■ **SET TASK**:
From the listing below, copy every line with the word "data".

■ **TASK INPUTS**:

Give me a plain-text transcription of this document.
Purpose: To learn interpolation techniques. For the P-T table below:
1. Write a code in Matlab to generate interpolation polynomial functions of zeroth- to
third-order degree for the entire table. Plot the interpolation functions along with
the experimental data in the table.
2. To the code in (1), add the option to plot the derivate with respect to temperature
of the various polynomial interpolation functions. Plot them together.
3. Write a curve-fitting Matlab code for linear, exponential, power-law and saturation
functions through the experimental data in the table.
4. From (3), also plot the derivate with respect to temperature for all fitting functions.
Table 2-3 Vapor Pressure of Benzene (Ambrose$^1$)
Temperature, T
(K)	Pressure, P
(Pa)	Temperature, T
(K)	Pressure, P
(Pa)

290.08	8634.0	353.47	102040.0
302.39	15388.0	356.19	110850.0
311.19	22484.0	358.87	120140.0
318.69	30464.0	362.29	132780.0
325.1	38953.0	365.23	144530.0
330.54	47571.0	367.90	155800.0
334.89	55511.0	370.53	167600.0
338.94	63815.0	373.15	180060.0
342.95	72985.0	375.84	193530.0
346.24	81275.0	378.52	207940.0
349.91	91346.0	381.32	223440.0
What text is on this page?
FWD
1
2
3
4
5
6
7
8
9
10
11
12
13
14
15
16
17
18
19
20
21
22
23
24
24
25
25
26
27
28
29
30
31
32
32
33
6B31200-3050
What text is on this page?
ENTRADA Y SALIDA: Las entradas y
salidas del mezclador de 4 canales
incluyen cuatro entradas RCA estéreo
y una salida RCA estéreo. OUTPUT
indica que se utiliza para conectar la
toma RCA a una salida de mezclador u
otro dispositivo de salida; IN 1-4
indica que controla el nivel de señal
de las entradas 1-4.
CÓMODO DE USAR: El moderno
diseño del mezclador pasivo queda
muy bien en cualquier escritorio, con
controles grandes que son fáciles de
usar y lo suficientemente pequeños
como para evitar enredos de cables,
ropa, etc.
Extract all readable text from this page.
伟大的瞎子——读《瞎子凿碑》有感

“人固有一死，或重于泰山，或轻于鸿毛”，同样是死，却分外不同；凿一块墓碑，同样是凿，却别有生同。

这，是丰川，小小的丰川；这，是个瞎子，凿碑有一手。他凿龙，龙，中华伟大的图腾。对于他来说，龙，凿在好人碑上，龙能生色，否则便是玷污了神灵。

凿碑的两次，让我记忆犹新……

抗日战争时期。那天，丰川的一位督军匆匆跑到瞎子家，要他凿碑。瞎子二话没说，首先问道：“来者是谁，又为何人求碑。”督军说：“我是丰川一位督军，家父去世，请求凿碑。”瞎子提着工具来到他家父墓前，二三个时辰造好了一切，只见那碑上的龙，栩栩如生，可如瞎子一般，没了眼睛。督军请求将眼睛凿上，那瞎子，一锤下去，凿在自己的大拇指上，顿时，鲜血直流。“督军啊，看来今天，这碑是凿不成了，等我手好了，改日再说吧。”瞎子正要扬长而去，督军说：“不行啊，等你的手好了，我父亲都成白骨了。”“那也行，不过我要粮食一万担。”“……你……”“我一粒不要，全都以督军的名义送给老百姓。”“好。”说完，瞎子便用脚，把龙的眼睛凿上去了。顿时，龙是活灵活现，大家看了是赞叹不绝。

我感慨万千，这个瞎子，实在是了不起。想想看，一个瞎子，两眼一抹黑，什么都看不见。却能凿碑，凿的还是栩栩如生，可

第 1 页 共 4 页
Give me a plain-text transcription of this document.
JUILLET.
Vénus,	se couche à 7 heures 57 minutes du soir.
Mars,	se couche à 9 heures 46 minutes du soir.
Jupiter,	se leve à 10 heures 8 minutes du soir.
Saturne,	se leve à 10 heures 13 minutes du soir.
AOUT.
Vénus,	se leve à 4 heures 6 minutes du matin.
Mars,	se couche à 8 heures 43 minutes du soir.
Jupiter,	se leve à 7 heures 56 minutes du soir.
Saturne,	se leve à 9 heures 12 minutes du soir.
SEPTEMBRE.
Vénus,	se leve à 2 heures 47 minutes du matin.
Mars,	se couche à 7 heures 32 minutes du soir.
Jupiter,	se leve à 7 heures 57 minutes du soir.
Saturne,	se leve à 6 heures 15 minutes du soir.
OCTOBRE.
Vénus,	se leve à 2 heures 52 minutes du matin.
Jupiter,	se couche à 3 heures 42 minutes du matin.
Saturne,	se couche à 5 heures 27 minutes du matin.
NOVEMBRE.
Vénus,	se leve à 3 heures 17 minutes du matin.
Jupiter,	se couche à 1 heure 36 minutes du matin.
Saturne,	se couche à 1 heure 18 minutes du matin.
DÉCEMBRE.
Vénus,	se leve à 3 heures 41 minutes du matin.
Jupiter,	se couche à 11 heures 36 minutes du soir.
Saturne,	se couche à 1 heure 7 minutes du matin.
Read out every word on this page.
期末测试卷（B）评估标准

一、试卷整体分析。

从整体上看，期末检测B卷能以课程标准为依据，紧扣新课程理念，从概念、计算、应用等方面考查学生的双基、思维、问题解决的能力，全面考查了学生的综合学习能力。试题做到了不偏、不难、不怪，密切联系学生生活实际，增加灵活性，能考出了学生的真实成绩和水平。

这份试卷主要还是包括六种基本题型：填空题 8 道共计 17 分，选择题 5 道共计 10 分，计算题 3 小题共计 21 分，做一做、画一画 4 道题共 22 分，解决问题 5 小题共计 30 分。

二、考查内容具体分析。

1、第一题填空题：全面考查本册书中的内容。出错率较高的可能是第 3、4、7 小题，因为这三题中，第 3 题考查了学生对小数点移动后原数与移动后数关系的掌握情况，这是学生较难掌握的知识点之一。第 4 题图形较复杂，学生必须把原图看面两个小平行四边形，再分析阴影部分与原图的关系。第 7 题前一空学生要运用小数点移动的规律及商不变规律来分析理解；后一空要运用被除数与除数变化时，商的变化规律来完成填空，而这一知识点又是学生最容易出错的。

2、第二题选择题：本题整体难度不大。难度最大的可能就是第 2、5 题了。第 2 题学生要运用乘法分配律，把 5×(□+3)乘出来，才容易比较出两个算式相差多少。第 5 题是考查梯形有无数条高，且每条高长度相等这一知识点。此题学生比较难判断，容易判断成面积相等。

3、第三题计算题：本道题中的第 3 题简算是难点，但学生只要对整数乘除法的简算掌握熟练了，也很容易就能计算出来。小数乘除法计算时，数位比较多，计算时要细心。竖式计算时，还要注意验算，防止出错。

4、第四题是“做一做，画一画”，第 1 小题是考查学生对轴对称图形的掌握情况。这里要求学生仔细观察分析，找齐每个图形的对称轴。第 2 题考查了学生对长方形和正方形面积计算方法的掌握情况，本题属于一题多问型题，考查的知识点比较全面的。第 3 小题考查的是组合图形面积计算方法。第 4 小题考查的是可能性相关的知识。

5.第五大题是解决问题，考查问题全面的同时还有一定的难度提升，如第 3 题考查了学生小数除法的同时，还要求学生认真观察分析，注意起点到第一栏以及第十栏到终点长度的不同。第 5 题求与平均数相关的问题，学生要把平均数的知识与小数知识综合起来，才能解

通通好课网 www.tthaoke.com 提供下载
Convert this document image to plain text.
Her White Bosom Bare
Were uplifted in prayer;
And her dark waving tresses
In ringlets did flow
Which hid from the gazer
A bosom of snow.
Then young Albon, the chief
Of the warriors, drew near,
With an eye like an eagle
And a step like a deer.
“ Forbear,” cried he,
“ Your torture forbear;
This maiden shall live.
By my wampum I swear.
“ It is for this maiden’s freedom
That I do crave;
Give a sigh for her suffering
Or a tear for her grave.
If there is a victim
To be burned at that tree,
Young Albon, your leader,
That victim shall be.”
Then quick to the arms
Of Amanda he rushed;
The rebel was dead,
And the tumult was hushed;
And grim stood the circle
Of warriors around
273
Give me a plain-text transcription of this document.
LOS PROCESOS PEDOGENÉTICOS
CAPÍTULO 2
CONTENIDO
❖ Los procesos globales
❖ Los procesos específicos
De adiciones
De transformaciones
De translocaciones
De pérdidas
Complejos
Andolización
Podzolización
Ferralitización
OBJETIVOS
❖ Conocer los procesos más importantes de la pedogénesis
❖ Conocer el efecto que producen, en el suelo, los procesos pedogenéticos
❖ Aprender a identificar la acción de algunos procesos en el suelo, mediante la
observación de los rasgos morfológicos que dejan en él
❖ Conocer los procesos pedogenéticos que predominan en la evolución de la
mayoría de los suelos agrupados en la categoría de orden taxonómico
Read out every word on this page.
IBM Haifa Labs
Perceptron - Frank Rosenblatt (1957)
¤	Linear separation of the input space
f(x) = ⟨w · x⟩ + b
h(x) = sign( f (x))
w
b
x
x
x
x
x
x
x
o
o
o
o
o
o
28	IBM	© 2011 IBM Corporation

■ **ANSWER BELOW**:
the experimental data in the table.
functions through the experimental data in the table.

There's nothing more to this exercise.